» Directions for this task:
For the records below, say how many lines contain the string "Last". Give the number only.

━━ Extracted records ━━

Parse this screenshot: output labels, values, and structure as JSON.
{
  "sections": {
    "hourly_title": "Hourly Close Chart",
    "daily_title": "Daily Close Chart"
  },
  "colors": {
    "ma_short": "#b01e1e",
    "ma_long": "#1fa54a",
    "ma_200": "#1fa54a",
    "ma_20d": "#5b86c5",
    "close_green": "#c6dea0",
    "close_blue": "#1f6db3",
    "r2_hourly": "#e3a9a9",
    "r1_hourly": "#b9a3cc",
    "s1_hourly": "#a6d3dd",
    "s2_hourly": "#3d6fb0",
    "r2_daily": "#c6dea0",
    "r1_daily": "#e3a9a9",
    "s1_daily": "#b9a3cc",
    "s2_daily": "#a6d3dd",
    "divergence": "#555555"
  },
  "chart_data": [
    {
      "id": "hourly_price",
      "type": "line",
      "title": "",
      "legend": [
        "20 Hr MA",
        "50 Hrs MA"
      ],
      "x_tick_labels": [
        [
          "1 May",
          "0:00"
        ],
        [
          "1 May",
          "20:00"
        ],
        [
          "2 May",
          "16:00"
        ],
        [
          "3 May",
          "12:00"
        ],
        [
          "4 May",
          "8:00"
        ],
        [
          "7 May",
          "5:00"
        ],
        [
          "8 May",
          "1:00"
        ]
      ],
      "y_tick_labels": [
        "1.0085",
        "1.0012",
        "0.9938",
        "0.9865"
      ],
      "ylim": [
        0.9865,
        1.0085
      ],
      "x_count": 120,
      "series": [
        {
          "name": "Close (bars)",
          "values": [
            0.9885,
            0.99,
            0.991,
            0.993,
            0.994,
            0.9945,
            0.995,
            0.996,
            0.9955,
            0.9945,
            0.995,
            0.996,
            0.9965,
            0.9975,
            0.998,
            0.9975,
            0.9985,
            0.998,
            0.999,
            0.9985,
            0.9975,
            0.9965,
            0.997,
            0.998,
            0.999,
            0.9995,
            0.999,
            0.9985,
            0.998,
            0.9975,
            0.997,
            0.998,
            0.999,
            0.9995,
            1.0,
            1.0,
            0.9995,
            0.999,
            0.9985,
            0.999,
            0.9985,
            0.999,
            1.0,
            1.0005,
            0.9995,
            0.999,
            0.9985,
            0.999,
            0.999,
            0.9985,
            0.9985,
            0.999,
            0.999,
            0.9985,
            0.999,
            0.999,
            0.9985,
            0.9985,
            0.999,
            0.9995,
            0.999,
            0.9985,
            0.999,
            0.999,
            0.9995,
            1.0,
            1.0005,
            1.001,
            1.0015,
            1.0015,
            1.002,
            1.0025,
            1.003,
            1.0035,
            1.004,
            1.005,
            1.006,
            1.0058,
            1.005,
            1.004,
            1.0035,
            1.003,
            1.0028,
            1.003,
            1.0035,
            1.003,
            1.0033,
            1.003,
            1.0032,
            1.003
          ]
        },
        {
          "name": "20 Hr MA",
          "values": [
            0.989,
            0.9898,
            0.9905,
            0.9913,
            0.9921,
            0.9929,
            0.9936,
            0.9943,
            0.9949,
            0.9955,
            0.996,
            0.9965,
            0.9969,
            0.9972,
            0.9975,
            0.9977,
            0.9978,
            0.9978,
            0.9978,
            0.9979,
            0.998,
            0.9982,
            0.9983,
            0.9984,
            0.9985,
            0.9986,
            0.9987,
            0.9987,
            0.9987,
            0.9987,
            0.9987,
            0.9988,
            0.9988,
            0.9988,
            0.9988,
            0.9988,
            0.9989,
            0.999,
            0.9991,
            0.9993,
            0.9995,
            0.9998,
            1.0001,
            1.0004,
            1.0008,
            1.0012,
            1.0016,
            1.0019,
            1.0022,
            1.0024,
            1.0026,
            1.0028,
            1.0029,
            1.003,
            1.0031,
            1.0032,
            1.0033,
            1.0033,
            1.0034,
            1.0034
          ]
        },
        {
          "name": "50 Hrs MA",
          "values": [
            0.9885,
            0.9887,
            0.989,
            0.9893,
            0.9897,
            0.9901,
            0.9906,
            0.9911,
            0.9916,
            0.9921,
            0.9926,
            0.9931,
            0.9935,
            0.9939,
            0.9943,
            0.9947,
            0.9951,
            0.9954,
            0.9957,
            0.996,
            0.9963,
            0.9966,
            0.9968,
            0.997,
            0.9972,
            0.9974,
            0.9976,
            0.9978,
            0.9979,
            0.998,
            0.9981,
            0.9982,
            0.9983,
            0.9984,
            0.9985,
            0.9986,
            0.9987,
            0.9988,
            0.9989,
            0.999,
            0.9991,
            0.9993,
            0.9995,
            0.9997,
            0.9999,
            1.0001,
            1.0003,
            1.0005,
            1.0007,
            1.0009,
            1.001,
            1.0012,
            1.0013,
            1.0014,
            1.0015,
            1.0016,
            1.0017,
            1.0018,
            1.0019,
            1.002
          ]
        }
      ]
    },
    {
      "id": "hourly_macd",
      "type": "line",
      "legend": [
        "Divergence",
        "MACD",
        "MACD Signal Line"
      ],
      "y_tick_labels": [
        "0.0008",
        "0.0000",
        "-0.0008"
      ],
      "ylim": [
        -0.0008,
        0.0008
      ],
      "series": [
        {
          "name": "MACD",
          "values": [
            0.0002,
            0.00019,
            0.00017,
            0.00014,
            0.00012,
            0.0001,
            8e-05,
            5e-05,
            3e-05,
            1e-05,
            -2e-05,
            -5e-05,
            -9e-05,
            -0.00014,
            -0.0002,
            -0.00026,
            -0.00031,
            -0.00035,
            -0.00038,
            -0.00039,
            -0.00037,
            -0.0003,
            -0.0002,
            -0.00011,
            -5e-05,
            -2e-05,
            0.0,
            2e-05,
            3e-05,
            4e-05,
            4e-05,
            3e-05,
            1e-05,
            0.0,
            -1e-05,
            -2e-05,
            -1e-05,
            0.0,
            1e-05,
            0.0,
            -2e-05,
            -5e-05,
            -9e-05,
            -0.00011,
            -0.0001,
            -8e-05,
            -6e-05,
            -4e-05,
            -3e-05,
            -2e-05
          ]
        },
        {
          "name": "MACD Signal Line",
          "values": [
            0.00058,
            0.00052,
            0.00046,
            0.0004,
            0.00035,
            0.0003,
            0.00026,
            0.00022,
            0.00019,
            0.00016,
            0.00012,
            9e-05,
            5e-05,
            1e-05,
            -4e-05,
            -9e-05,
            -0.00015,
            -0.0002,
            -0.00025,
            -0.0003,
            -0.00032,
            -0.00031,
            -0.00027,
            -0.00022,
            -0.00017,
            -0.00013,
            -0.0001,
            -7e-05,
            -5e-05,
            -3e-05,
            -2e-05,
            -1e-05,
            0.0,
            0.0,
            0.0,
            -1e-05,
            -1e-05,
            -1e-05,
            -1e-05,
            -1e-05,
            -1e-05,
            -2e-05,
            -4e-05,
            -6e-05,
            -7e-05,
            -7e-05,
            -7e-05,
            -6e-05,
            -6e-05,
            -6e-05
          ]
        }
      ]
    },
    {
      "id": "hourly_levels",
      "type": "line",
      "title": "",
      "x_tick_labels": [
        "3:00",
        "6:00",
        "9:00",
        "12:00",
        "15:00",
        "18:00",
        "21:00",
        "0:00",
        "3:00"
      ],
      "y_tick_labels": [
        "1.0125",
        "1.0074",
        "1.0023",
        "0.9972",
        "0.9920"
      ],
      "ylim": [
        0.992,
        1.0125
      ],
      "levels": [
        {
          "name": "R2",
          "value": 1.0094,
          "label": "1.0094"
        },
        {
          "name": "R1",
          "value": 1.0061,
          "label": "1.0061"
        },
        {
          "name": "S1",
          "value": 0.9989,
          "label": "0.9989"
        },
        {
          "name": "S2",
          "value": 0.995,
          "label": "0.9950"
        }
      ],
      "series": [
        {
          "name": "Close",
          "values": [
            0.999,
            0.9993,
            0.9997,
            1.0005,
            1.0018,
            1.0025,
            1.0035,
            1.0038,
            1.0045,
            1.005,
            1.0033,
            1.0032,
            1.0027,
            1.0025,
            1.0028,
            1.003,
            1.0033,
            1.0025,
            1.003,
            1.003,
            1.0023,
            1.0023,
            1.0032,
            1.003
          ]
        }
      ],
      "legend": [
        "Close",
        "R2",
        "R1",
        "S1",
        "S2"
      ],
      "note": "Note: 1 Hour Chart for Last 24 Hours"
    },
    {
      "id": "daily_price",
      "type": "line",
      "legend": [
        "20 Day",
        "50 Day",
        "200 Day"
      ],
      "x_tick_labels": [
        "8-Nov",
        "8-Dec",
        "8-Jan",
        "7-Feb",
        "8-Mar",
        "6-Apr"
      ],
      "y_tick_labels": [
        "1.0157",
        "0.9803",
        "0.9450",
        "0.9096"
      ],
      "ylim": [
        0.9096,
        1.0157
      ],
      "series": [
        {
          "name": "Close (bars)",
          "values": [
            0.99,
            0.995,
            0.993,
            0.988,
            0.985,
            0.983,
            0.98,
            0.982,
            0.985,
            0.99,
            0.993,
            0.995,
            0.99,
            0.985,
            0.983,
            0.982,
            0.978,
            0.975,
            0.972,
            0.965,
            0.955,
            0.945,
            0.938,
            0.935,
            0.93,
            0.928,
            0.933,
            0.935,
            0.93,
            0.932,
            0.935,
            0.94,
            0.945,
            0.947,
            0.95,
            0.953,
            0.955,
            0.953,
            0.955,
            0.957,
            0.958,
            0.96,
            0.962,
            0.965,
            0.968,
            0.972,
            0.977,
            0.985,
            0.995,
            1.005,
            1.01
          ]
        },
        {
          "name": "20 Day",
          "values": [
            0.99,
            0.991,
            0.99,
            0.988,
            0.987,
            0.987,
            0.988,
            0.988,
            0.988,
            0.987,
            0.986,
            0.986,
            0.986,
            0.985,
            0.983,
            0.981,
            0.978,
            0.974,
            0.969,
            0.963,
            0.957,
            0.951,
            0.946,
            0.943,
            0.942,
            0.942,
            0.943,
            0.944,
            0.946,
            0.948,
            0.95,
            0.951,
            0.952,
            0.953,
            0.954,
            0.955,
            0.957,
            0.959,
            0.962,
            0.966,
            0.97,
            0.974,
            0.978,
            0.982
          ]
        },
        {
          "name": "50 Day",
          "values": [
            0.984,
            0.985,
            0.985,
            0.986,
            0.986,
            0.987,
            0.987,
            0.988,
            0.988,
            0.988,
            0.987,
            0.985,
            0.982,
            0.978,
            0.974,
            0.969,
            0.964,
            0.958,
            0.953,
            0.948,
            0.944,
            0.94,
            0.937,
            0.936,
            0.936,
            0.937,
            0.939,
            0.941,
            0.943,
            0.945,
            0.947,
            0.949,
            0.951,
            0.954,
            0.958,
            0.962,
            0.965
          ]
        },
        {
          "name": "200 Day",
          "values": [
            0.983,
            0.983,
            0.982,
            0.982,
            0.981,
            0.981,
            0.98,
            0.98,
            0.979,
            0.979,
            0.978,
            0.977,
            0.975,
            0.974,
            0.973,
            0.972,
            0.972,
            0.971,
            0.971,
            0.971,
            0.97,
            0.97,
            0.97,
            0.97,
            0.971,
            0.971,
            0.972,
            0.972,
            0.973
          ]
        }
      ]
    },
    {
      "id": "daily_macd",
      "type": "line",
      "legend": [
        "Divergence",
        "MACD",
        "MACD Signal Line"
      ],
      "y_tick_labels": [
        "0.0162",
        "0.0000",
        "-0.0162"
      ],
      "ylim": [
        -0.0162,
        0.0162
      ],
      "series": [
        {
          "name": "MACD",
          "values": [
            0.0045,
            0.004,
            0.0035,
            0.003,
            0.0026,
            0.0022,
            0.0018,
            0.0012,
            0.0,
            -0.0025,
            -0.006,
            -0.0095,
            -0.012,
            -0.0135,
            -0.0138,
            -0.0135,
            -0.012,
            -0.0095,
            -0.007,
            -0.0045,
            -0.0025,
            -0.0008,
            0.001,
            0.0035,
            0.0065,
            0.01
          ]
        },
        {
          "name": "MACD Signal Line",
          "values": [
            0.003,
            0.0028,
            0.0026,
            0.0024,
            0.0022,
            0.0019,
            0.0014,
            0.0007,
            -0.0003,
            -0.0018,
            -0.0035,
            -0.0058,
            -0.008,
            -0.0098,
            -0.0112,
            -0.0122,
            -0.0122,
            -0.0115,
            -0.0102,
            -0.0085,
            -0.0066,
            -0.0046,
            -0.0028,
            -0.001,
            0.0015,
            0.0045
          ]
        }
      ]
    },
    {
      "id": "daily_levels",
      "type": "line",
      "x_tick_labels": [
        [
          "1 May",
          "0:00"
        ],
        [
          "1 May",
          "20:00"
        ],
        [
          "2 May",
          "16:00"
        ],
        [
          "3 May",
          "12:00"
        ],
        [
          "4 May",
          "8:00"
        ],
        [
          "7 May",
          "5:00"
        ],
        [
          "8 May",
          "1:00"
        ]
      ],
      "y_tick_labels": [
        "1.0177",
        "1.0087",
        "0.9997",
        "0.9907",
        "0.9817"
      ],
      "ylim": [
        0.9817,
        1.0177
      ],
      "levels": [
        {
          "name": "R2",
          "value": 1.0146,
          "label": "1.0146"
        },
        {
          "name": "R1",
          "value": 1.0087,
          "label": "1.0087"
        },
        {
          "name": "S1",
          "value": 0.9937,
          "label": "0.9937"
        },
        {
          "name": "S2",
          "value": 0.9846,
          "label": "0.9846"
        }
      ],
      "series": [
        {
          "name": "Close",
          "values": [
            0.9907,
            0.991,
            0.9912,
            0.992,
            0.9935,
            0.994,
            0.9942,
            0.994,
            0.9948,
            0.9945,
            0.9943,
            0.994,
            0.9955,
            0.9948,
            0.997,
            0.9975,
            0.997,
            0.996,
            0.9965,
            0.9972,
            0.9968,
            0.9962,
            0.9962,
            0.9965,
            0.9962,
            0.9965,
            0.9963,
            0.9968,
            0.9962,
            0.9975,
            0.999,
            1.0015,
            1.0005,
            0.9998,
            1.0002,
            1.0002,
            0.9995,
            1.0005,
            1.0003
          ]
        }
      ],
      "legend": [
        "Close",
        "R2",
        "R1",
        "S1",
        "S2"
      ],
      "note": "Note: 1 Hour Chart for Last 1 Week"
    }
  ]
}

━━━

» Task solution:
2